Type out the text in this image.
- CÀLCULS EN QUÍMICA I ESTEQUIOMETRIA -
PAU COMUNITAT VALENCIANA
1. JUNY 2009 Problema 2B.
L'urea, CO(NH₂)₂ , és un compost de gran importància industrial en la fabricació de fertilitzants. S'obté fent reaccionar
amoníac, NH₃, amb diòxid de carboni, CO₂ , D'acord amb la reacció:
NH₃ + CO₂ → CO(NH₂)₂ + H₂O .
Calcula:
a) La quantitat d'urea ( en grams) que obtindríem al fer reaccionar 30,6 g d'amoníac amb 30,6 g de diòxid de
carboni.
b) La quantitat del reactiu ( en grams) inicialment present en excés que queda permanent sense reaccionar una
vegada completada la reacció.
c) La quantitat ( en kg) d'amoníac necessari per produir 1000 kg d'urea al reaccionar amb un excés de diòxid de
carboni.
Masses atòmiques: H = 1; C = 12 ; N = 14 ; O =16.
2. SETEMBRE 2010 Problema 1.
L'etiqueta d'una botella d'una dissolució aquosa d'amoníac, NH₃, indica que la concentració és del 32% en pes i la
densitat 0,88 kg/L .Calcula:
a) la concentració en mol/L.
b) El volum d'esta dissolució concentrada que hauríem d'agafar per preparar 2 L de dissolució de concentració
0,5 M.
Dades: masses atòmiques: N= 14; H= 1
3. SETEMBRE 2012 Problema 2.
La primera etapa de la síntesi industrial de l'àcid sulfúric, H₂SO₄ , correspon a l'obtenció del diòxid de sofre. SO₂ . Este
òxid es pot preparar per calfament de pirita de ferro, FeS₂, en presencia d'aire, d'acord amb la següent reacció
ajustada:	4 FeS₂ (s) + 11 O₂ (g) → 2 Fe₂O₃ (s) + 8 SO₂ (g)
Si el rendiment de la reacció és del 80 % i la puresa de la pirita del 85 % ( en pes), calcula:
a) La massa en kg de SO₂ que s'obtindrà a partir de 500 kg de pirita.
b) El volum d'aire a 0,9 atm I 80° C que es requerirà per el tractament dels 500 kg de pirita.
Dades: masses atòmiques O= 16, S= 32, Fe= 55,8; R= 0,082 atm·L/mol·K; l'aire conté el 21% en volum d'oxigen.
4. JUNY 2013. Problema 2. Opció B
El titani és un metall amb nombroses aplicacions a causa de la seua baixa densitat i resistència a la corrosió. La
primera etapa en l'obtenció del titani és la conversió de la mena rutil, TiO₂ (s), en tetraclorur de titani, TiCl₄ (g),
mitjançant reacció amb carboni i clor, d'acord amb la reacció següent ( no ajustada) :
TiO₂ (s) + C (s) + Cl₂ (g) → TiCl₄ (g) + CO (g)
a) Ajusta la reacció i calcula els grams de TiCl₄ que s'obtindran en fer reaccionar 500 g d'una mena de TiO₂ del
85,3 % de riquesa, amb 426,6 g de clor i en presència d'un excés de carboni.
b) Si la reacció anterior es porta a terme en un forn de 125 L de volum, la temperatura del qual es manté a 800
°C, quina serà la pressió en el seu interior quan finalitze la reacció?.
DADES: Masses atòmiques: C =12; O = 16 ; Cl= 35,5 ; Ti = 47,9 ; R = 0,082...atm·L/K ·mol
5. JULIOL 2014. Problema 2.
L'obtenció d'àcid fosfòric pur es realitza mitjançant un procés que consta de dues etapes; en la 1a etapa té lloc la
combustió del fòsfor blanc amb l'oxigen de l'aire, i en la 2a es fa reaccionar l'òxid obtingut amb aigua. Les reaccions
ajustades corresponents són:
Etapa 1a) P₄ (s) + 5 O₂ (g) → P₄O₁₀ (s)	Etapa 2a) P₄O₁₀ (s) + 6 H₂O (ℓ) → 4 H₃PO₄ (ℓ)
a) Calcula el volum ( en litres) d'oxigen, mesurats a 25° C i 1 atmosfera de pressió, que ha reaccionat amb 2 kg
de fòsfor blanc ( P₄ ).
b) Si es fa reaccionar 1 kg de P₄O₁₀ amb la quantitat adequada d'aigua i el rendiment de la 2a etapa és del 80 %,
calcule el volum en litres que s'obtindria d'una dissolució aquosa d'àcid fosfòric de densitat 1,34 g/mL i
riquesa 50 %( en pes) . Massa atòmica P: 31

################

[AIM OF THE TASK]
State how many lines of the listing above hold the word "blanc", with nothing but the number.

[EXERCISE RESPONSE]
2